» CHALLENGE
In the data below, find each line containing the string "title" and return it.
— START INFORMATION SUPPLIED —
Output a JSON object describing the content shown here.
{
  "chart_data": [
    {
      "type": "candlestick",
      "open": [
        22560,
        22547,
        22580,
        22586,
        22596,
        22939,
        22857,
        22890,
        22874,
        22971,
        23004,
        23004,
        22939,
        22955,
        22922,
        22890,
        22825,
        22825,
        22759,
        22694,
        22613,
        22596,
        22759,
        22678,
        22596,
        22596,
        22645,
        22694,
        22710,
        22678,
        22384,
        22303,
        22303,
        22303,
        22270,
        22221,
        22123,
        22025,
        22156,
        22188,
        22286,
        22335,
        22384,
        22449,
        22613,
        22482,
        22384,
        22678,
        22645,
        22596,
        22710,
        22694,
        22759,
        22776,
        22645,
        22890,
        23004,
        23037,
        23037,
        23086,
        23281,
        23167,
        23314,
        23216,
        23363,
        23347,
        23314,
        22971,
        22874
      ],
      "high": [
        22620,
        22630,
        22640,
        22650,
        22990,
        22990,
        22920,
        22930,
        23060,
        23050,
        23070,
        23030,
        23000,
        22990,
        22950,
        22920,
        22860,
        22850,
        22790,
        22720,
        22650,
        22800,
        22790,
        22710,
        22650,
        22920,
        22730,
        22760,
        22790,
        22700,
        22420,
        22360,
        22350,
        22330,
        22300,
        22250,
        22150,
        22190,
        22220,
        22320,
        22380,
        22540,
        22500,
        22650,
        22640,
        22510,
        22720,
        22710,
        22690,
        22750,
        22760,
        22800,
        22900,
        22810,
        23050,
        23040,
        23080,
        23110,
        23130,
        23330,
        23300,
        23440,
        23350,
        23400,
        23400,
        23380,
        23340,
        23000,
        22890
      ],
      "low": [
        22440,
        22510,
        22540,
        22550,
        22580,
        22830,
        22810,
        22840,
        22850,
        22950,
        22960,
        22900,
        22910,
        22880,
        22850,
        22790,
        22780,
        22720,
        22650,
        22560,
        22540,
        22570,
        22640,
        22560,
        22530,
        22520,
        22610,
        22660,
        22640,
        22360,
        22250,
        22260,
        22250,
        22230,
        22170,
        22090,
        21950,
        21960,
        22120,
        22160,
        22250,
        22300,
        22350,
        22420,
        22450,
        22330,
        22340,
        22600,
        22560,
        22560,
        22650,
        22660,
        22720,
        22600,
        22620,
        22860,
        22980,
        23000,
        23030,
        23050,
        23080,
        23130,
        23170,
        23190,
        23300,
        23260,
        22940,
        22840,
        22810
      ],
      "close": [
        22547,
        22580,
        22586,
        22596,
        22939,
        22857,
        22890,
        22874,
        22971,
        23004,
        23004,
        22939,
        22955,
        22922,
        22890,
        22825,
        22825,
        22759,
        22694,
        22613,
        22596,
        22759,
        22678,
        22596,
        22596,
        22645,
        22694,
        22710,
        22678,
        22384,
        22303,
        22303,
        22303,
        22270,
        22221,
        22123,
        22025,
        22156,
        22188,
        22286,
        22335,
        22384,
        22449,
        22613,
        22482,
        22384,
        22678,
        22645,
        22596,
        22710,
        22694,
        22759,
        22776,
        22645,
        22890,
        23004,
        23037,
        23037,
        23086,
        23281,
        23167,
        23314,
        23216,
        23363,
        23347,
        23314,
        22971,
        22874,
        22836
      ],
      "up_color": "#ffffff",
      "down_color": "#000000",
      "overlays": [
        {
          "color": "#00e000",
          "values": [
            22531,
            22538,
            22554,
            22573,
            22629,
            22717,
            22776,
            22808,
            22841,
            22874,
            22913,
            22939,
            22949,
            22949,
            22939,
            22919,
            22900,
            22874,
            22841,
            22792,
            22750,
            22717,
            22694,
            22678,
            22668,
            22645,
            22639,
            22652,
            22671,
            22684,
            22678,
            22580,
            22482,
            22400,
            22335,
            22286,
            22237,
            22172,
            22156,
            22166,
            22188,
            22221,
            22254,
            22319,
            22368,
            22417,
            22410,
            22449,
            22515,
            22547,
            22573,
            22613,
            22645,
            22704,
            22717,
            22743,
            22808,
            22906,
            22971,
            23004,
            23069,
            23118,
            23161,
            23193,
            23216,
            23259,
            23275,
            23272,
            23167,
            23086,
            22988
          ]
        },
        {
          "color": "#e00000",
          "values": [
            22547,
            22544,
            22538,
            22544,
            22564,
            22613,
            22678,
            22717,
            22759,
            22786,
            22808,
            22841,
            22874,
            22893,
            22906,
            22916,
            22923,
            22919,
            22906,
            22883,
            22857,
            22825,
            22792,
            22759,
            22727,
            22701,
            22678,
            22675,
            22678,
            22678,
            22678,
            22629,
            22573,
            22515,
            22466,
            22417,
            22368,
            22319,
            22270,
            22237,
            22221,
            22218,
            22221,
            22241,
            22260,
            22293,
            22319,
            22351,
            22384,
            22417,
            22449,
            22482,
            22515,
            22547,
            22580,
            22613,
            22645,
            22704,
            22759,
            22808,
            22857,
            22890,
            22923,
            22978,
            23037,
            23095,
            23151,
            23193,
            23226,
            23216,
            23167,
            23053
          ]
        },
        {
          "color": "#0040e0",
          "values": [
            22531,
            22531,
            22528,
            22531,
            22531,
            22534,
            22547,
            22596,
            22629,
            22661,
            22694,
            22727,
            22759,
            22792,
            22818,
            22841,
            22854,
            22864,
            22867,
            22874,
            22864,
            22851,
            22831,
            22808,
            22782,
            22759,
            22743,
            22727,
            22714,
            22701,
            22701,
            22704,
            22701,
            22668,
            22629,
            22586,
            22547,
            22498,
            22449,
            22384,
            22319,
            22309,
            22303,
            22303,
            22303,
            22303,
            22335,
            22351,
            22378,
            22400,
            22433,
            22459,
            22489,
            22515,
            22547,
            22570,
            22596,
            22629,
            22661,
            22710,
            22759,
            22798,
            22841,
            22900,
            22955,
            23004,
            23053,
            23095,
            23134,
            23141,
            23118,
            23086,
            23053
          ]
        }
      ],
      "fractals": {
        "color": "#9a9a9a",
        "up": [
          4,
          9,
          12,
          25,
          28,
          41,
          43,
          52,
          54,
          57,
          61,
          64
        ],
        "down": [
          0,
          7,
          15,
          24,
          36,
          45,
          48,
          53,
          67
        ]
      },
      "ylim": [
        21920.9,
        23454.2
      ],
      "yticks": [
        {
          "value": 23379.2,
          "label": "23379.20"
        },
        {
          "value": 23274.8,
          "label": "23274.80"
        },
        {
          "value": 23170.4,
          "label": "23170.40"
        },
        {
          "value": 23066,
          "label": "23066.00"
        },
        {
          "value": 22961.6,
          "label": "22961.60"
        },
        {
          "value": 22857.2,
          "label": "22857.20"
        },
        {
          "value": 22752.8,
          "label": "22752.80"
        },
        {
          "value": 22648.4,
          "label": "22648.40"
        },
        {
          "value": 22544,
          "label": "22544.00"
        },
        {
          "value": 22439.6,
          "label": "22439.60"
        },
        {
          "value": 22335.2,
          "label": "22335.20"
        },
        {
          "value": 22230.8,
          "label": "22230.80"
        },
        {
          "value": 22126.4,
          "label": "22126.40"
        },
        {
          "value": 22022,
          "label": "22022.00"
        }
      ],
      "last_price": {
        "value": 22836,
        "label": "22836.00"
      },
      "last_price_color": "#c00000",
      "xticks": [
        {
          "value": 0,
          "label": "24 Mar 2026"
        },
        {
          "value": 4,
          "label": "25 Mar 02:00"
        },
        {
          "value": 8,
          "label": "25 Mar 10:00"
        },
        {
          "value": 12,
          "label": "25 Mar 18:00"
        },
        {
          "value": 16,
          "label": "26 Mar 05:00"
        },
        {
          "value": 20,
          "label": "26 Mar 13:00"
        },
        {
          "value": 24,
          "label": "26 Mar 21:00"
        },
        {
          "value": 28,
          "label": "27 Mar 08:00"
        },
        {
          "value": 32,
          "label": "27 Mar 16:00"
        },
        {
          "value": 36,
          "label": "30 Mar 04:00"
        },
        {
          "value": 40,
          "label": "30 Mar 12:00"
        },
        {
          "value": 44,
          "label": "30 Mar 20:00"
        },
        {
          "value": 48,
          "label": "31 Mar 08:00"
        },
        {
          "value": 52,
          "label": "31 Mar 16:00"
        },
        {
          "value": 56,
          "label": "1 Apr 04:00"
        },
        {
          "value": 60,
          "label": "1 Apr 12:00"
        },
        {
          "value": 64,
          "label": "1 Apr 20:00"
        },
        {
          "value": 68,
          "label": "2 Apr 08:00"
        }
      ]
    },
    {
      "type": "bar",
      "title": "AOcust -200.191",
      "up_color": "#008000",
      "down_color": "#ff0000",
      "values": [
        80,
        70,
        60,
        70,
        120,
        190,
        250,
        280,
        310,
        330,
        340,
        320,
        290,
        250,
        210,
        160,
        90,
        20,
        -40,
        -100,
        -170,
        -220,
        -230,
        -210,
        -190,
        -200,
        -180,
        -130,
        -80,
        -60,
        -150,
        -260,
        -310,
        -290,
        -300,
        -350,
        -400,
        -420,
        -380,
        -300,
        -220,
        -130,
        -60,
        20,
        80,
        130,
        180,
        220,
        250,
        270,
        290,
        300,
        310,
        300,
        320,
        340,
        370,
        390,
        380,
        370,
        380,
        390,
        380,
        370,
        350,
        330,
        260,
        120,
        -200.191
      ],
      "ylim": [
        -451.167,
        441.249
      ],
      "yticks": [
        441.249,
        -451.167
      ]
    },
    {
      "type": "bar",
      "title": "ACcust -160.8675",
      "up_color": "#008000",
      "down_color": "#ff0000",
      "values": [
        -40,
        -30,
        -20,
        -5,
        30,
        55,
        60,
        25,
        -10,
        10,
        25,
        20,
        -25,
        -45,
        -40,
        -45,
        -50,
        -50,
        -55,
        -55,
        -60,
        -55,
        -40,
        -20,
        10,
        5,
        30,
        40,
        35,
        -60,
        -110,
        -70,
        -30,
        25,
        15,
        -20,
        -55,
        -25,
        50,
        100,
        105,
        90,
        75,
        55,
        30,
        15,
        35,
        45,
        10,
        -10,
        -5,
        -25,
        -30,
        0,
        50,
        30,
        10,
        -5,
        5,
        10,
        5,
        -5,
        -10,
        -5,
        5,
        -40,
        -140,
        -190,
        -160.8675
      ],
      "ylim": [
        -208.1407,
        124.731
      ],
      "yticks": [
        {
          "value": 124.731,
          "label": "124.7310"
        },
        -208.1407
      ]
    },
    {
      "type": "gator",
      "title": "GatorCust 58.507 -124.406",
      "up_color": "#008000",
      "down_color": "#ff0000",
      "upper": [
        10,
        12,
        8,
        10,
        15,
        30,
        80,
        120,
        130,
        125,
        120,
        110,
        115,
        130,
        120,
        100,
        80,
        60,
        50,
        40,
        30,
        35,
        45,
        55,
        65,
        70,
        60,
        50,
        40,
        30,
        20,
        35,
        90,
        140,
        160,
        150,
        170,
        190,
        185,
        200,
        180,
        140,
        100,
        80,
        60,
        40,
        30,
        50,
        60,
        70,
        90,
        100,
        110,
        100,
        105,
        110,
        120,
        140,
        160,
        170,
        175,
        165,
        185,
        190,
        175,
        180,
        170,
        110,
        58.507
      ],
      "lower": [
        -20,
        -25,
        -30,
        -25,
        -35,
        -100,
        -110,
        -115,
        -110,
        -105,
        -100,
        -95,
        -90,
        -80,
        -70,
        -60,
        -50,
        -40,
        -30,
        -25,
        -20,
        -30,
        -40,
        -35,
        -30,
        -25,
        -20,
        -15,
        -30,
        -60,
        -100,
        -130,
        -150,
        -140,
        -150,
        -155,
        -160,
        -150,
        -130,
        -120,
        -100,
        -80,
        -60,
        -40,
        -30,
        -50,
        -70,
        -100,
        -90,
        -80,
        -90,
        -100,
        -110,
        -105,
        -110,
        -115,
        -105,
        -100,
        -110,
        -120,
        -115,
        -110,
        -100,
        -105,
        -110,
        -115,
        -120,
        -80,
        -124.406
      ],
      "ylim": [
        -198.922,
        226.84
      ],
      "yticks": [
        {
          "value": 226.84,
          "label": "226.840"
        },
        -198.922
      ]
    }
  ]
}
— END INFORMATION SUPPLIED —
» WORKED ANSWER
      "title": "AOcust -200.191",
      "title": "ACcust -160.8675",
      "title": "GatorCust 58.507 -124.406",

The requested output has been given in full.